THE PROBLEM =
What lines of the data hold the string "beach"? Pull each one out.

MATERIAL TO PROCESS =

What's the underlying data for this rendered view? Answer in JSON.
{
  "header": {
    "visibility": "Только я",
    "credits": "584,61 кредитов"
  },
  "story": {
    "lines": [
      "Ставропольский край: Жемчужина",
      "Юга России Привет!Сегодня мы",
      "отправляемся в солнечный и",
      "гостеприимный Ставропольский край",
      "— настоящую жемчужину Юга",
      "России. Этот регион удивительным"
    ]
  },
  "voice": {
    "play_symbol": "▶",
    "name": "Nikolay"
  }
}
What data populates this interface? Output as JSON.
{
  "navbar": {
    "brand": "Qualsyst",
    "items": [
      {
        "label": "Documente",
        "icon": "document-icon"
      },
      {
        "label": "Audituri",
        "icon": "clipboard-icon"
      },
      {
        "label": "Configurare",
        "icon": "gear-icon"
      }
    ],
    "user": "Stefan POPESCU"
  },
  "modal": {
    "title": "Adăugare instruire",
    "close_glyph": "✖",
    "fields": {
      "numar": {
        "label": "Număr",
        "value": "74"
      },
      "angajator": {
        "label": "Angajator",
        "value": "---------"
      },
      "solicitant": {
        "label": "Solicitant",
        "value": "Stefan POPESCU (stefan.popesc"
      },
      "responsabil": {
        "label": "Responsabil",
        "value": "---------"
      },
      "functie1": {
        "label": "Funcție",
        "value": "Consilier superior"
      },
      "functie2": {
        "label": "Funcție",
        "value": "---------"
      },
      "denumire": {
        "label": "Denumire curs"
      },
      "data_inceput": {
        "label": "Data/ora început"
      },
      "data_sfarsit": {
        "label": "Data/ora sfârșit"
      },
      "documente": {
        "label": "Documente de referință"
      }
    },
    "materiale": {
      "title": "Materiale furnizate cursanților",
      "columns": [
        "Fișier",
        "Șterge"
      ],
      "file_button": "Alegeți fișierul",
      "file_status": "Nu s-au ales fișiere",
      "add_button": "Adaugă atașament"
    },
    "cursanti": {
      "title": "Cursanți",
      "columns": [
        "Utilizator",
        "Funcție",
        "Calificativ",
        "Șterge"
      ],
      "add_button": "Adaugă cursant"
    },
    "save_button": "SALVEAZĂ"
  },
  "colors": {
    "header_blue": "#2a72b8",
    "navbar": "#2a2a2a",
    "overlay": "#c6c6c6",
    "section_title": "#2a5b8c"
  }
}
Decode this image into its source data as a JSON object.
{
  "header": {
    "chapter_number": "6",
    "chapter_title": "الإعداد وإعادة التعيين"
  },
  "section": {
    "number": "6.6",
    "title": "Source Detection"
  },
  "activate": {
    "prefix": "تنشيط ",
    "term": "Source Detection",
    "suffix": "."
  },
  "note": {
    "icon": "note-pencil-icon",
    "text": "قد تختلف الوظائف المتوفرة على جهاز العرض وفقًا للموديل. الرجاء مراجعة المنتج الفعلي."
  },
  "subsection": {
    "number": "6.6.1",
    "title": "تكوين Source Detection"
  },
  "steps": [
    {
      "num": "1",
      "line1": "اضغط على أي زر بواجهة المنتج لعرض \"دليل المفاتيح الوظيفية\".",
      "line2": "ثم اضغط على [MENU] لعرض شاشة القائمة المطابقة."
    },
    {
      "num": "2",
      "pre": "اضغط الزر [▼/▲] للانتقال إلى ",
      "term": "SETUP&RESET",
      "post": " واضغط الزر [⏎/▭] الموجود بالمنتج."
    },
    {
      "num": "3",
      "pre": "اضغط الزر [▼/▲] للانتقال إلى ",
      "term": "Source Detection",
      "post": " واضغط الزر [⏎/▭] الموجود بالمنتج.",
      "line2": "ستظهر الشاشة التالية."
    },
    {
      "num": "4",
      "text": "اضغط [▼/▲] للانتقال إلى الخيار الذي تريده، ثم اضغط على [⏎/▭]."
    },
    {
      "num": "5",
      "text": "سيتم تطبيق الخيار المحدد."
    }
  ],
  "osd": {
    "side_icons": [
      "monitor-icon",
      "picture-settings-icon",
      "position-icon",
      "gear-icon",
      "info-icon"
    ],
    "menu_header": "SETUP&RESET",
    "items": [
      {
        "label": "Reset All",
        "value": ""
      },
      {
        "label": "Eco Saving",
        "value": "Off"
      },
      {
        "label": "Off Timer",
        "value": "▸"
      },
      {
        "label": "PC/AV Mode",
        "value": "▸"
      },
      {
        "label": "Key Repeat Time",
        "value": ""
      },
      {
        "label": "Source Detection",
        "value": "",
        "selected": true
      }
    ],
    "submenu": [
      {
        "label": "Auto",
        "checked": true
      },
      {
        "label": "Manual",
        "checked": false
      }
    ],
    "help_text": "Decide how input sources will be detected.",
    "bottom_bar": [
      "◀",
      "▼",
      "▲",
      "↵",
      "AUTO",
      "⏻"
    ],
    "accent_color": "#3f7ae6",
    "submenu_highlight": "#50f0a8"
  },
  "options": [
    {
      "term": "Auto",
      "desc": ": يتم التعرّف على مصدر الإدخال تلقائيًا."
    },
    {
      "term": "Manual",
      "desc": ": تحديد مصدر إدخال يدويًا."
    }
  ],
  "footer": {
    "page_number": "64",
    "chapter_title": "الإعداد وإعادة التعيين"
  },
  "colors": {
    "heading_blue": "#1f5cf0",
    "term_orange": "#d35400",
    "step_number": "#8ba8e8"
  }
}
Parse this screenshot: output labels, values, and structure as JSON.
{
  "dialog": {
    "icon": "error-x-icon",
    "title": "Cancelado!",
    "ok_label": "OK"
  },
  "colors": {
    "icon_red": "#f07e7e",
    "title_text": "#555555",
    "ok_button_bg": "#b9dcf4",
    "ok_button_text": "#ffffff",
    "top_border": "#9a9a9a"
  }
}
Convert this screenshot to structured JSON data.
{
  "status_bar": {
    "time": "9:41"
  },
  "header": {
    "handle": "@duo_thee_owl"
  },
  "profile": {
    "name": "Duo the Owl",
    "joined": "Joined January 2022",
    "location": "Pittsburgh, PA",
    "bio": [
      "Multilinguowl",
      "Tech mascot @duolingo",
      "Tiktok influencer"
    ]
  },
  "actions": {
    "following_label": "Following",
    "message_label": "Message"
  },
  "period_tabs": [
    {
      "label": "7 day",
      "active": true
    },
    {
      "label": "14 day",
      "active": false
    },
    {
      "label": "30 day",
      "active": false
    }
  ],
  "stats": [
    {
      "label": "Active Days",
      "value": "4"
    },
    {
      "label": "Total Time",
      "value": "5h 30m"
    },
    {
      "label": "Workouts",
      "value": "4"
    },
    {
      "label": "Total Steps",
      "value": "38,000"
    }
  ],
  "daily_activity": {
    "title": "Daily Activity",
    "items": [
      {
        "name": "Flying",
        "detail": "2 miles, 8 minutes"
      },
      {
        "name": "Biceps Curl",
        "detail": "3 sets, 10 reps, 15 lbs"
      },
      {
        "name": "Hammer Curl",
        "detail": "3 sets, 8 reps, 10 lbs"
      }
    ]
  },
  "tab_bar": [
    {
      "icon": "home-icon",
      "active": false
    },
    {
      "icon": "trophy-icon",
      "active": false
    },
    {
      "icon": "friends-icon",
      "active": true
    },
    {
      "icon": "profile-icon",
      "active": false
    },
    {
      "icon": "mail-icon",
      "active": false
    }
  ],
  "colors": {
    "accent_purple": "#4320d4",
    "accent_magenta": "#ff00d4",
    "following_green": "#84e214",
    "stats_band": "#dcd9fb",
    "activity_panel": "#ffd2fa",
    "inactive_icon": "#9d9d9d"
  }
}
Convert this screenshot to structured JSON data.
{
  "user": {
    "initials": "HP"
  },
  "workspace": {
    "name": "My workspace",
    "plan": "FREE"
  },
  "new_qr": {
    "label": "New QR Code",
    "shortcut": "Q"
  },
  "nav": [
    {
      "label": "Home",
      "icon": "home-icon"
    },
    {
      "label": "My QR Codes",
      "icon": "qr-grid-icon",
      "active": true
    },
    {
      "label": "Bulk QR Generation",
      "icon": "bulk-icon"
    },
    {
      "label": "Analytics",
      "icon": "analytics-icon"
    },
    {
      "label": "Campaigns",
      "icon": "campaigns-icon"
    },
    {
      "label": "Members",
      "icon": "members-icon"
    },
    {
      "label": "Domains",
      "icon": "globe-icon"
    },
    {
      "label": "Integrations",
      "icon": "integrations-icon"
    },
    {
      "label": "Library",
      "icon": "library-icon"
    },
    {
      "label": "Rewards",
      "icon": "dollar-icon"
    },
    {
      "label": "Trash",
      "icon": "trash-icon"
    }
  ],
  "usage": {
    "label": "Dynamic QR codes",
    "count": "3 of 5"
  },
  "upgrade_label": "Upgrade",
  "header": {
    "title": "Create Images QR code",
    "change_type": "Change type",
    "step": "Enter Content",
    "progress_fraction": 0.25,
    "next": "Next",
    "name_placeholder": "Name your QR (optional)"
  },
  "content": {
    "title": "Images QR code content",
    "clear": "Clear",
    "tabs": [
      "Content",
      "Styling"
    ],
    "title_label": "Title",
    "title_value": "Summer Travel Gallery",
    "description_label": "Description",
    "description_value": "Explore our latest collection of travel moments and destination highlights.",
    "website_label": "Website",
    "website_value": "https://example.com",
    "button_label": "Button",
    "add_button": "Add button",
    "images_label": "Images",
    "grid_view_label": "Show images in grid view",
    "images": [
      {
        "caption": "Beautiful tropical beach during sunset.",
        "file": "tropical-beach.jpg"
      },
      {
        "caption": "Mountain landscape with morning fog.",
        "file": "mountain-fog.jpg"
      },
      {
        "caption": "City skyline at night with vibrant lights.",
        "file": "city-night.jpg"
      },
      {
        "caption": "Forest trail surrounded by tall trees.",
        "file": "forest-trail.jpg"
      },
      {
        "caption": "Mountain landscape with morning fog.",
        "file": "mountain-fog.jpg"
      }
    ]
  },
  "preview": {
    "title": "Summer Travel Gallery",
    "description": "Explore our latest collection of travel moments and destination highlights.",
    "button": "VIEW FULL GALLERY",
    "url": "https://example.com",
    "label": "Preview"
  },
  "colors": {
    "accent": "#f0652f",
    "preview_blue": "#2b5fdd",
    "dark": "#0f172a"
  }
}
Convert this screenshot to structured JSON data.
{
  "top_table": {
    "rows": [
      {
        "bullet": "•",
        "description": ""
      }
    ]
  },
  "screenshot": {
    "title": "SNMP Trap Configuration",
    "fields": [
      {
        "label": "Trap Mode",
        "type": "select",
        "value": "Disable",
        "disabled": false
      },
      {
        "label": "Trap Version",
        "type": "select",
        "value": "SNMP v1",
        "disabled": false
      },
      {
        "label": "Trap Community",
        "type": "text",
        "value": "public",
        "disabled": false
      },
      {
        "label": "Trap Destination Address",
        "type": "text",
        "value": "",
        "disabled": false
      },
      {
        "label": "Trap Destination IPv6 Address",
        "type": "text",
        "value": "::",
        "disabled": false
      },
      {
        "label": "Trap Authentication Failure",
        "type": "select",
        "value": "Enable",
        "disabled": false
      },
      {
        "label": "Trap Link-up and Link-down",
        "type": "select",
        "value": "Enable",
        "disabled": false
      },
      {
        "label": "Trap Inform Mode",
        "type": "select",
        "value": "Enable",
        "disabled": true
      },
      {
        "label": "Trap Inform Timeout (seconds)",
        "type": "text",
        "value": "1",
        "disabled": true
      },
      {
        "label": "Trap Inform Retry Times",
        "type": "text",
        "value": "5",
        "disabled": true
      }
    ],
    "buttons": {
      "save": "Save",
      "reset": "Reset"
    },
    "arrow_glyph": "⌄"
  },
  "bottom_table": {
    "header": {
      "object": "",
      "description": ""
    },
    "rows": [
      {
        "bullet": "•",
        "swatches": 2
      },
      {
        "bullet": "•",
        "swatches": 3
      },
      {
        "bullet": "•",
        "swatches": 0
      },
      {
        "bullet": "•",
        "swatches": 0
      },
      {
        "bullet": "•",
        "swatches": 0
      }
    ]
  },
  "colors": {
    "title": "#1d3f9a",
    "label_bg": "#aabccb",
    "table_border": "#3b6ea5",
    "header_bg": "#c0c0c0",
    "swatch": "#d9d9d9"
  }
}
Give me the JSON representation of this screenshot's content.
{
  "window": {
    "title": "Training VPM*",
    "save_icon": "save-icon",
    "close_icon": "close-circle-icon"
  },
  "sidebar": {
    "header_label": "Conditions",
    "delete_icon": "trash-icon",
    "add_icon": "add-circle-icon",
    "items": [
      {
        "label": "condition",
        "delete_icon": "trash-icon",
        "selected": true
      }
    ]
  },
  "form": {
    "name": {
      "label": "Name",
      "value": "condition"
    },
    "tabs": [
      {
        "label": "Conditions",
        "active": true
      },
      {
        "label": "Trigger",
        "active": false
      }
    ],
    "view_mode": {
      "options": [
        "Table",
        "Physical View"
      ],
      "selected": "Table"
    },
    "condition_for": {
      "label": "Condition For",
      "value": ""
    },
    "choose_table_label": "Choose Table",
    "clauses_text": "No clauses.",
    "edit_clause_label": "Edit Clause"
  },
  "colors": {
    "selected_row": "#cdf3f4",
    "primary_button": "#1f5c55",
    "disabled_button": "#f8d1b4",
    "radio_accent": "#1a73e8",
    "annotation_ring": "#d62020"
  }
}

TASK ANSWER =
        "caption": "Beautiful tropical beach during sunset.",
        "file": "tropical-beach.jpg"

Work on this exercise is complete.